### Task instructions
Exclude the pictures and reproduce the remaining data exactly as written.

### Stored data
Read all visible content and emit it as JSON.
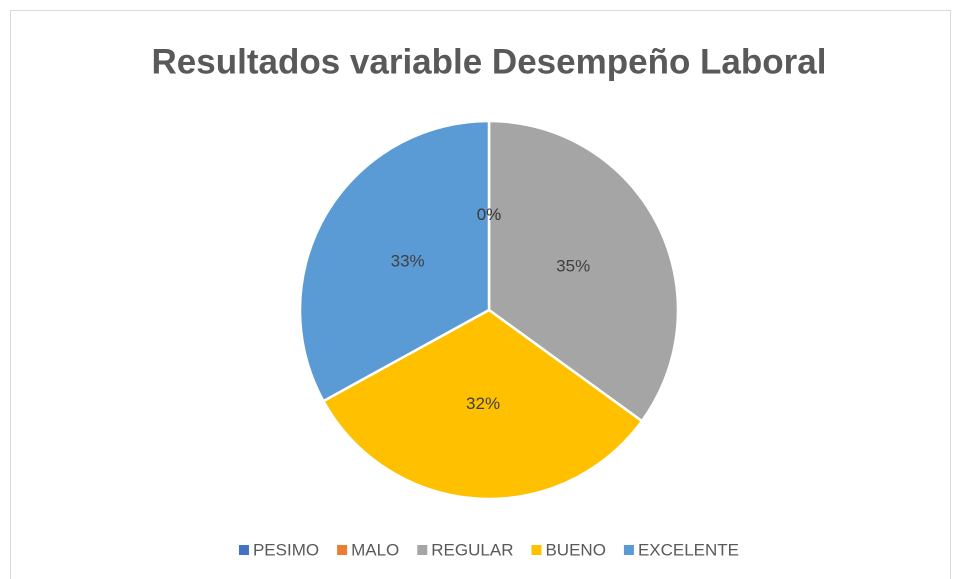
{
  "chart_data": {
    "type": "pie",
    "title": "Resultados variable Desempeño Laboral",
    "categories": [
      "PESIMO",
      "MALO",
      "REGULAR",
      "BUENO",
      "EXCELENTE"
    ],
    "values": [
      0,
      0,
      35,
      32,
      33
    ],
    "value_labels": [
      "0%",
      "0%",
      "35%",
      "32%",
      "33%"
    ],
    "colors": [
      "#4472c4",
      "#ed7d31",
      "#a5a5a5",
      "#ffc000",
      "#5b9bd5"
    ],
    "legend": "bottom"
  }
}
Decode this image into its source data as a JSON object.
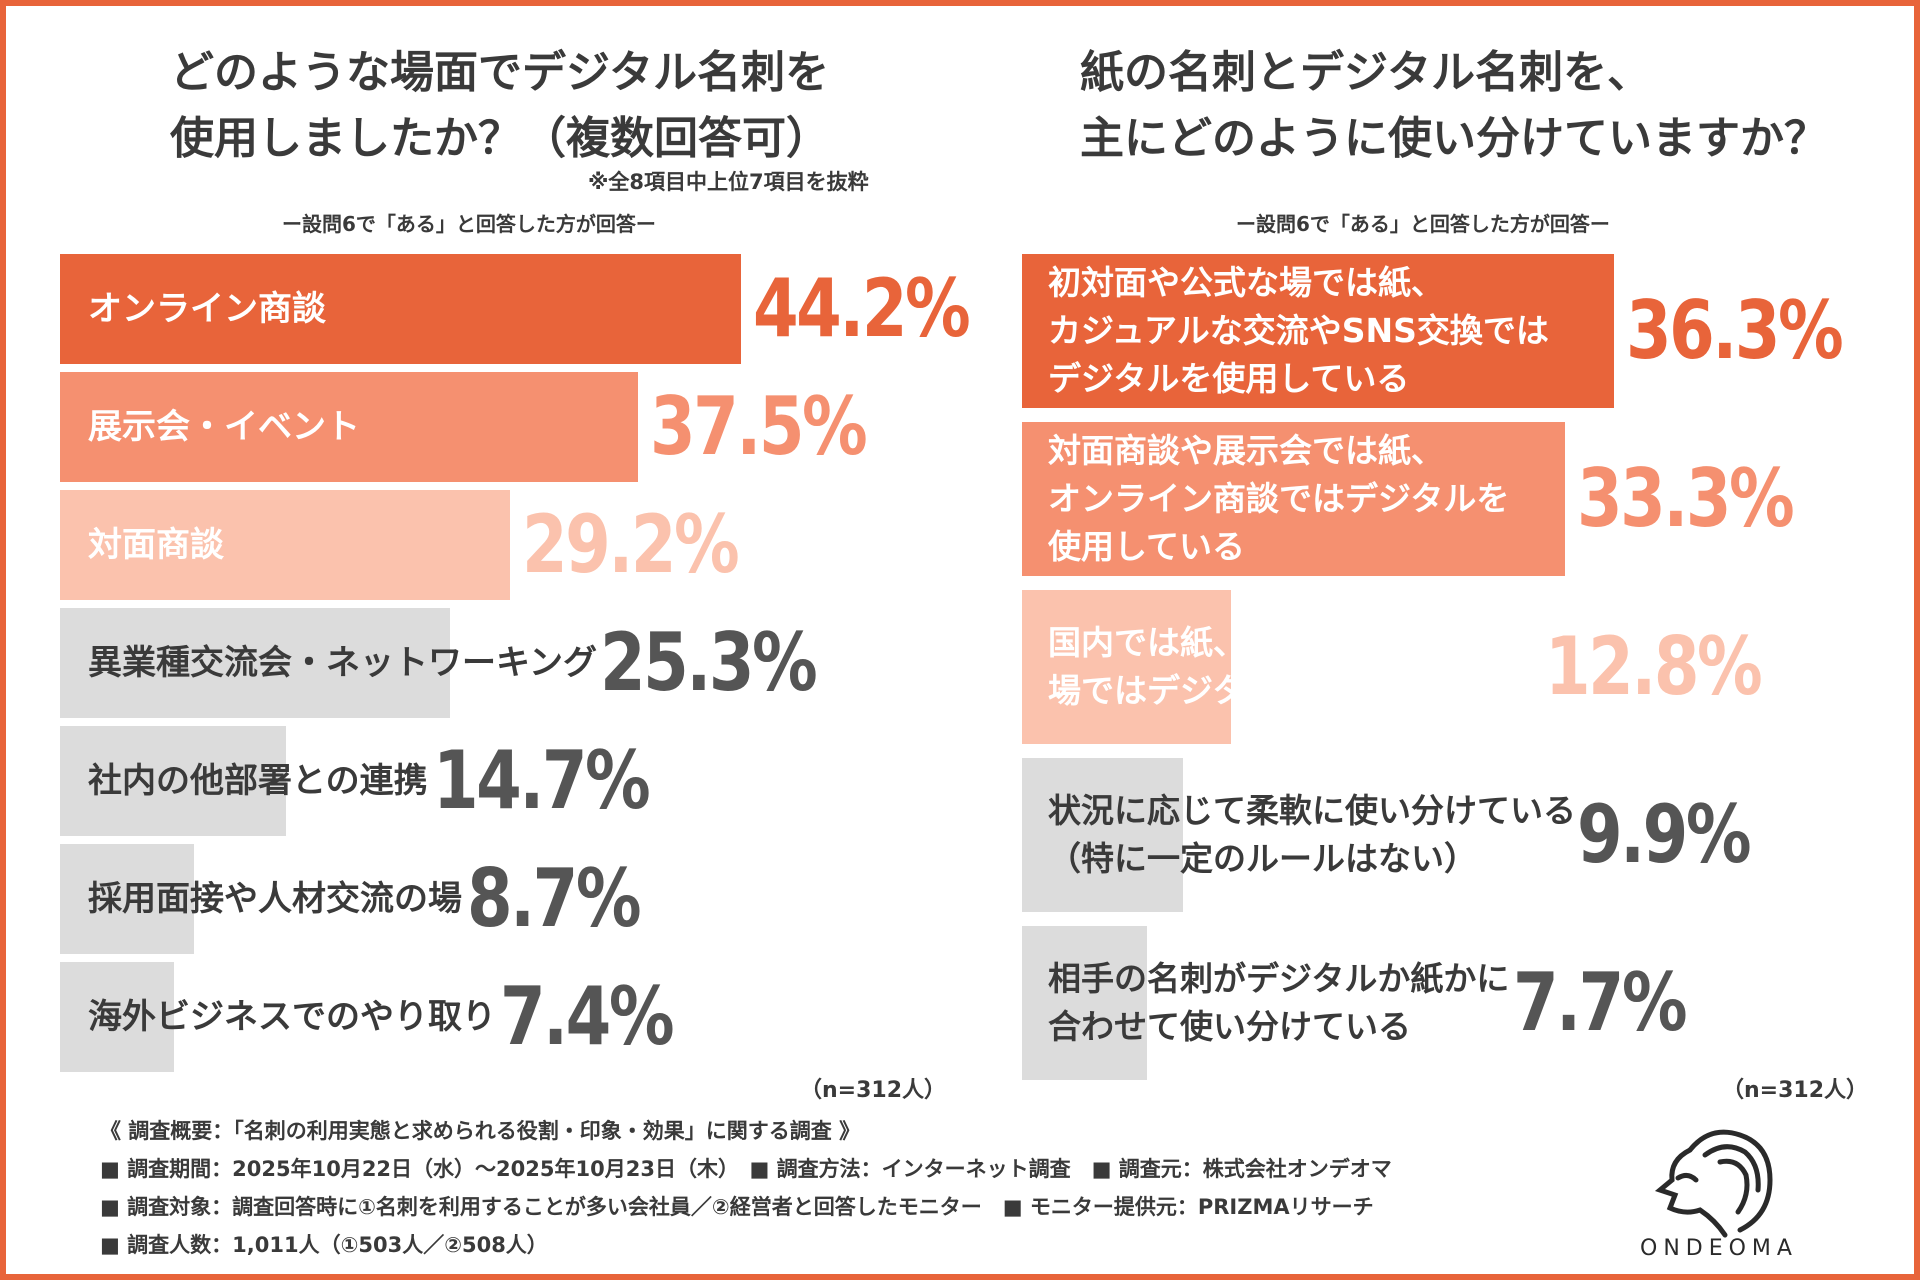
{
  "colors": {
    "dark": "#e8643a",
    "mid": "#f59070",
    "light": "#fbc2ad",
    "gray": "#dcdcdc",
    "text": "#3a3a3a",
    "white": "#ffffff"
  },
  "left": {
    "title_line1": "どのような場面でデジタル名刺を",
    "title_line2": "使用しましたか？（複数回答可）",
    "note": "※全8項目中上位7項目を抜粋",
    "subtitle": "ー設問6で「ある」と回答した方が回答ー",
    "n": "（n=312人）"
  },
  "right": {
    "title_line1": "紙の名刺とデジタル名刺を、",
    "title_line2": "主にどのように使い分けていますか？",
    "subtitle": "ー設問6で「ある」と回答した方が回答ー",
    "n": "（n=312人）"
  },
  "chart_data": [
    {
      "type": "bar",
      "orientation": "horizontal",
      "title": "どのような場面でデジタル名刺を使用しましたか？（複数回答可）",
      "unit": "%",
      "categories": [
        "オンライン商談",
        "展示会・イベント",
        "対面商談",
        "異業種交流会・ネットワーキング",
        "社内の他部署との連携",
        "採用面接や人材交流の場",
        "海外ビジネスでのやり取り"
      ],
      "values": [
        44.2,
        37.5,
        29.2,
        25.3,
        14.7,
        8.7,
        7.4
      ],
      "value_labels": [
        "44.2%",
        "37.5%",
        "29.2%",
        "25.3%",
        "14.7%",
        "8.7%",
        "7.4%"
      ],
      "color_tiers": [
        "dark",
        "mid",
        "light",
        "gray",
        "gray",
        "gray",
        "gray"
      ],
      "xlim": [
        0,
        50
      ]
    },
    {
      "type": "bar",
      "orientation": "horizontal",
      "title": "紙の名刺とデジタル名刺を、主にどのように使い分けていますか？",
      "unit": "%",
      "categories": [
        [
          "初対面や公式な場では紙、",
          "カジュアルな交流やSNS交換では",
          "デジタルを使用している"
        ],
        [
          "対面商談や展示会では紙、",
          "オンライン商談ではデジタルを",
          "使用している"
        ],
        [
          "国内では紙、海外やオンラインの",
          "場ではデジタルを使用している"
        ],
        [
          "状況に応じて柔軟に使い分けている",
          "（特に一定のルールはない）"
        ],
        [
          "相手の名刺がデジタルか紙かに",
          "合わせて使い分けている"
        ]
      ],
      "values": [
        36.3,
        33.3,
        12.8,
        9.9,
        7.7
      ],
      "value_labels": [
        "36.3%",
        "33.3%",
        "12.8%",
        "9.9%",
        "7.7%"
      ],
      "color_tiers": [
        "dark",
        "mid",
        "light",
        "gray",
        "gray"
      ],
      "xlim": [
        0,
        40.5
      ]
    }
  ],
  "footer": {
    "line1": "《 調査概要：「名刺の利用実態と求められる役割・印象・効果」に関する調査 》",
    "line2": "■ 調査期間：2025年10月22日（水）〜2025年10月23日（木）　■ 調査方法：インターネット調査　■ 調査元：株式会社オンデオマ",
    "line3": "■ 調査対象：調査回答時に①名刺を利用することが多い会社員／②経営者と回答したモニター　■ モニター提供元：PRIZMAリサーチ",
    "line4": "■ 調査人数：1,011人（①503人／②508人）"
  },
  "logo": {
    "icon": "lion-head-icon",
    "text": "ONDEOMA"
  }
}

### Response to this task
Read all visible content and emit it as JSON.
{
  "chart_data": {
    "type": "pie",
    "title": "Resultados variable Desempeño Laboral",
    "categories": [
      "PESIMO",
      "MALO",
      "REGULAR",
      "BUENO",
      "EXCELENTE"
    ],
    "values": [
      0,
      0,
      35,
      32,
      33
    ],
    "value_labels": [
      "0%",
      "0%",
      "35%",
      "32%",
      "33%"
    ],
    "colors": [
      "#4472c4",
      "#ed7d31",
      "#a5a5a5",
      "#ffc000",
      "#5b9bd5"
    ],
    "legend": "bottom"
  }
}
Decode this image into its source data as a JSON object.
{
  "colors": {
    "dark": "#e8643a",
    "mid": "#f59070",
    "light": "#fbc2ad",
    "gray": "#dcdcdc",
    "text": "#3a3a3a",
    "white": "#ffffff"
  },
  "left": {
    "title_line1": "どのような場面でデジタル名刺を",
    "title_line2": "使用しましたか？（複数回答可）",
    "note": "※全8項目中上位7項目を抜粋",
    "subtitle": "ー設問6で「ある」と回答した方が回答ー",
    "n": "（n=312人）"
  },
  "right": {
    "title_line1": "紙の名刺とデジタル名刺を、",
    "title_line2": "主にどのように使い分けていますか？",
    "subtitle": "ー設問6で「ある」と回答した方が回答ー",
    "n": "（n=312人）"
  },
  "chart_data": [
    {
      "type": "bar",
      "orientation": "horizontal",
      "title": "どのような場面でデジタル名刺を使用しましたか？（複数回答可）",
      "unit": "%",
      "categories": [
        "オンライン商談",
        "展示会・イベント",
        "対面商談",
        "異業種交流会・ネットワーキング",
        "社内の他部署との連携",
        "採用面接や人材交流の場",
        "海外ビジネスでのやり取り"
      ],
      "values": [
        44.2,
        37.5,
        29.2,
        25.3,
        14.7,
        8.7,
        7.4
      ],
      "value_labels": [
        "44.2%",
        "37.5%",
        "29.2%",
        "25.3%",
        "14.7%",
        "8.7%",
        "7.4%"
      ],
      "color_tiers": [
        "dark",
        "mid",
        "light",
        "gray",
        "gray",
        "gray",
        "gray"
      ],
      "xlim": [
        0,
        50
      ]
    },
    {
      "type": "bar",
      "orientation": "horizontal",
      "title": "紙の名刺とデジタル名刺を、主にどのように使い分けていますか？",
      "unit": "%",
      "categories": [
        [
          "初対面や公式な場では紙、",
          "カジュアルな交流やSNS交換では",
          "デジタルを使用している"
        ],
        [
          "対面商談や展示会では紙、",
          "オンライン商談ではデジタルを",
          "使用している"
        ],
        [
          "国内では紙、海外やオンラインの",
          "場ではデジタルを使用している"
        ],
        [
          "状況に応じて柔軟に使い分けている",
          "（特に一定のルールはない）"
        ],
        [
          "相手の名刺がデジタルか紙かに",
          "合わせて使い分けている"
        ]
      ],
      "values": [
        36.3,
        33.3,
        12.8,
        9.9,
        7.7
      ],
      "value_labels": [
        "36.3%",
        "33.3%",
        "12.8%",
        "9.9%",
        "7.7%"
      ],
      "color_tiers": [
        "dark",
        "mid",
        "light",
        "gray",
        "gray"
      ],
      "xlim": [
        0,
        40.5
      ]
    }
  ],
  "footer": {
    "line1": "《 調査概要：「名刺の利用実態と求められる役割・印象・効果」に関する調査 》",
    "line2": "■ 調査期間：2025年10月22日（水）〜2025年10月23日（木）　■ 調査方法：インターネット調査　■ 調査元：株式会社オンデオマ",
    "line3": "■ 調査対象：調査回答時に①名刺を利用することが多い会社員／②経営者と回答したモニター　■ モニター提供元：PRIZMAリサーチ",
    "line4": "■ 調査人数：1,011人（①503人／②508人）"
  },
  "logo": {
    "icon": "lion-head-icon",
    "text": "ONDEOMA"
  }
}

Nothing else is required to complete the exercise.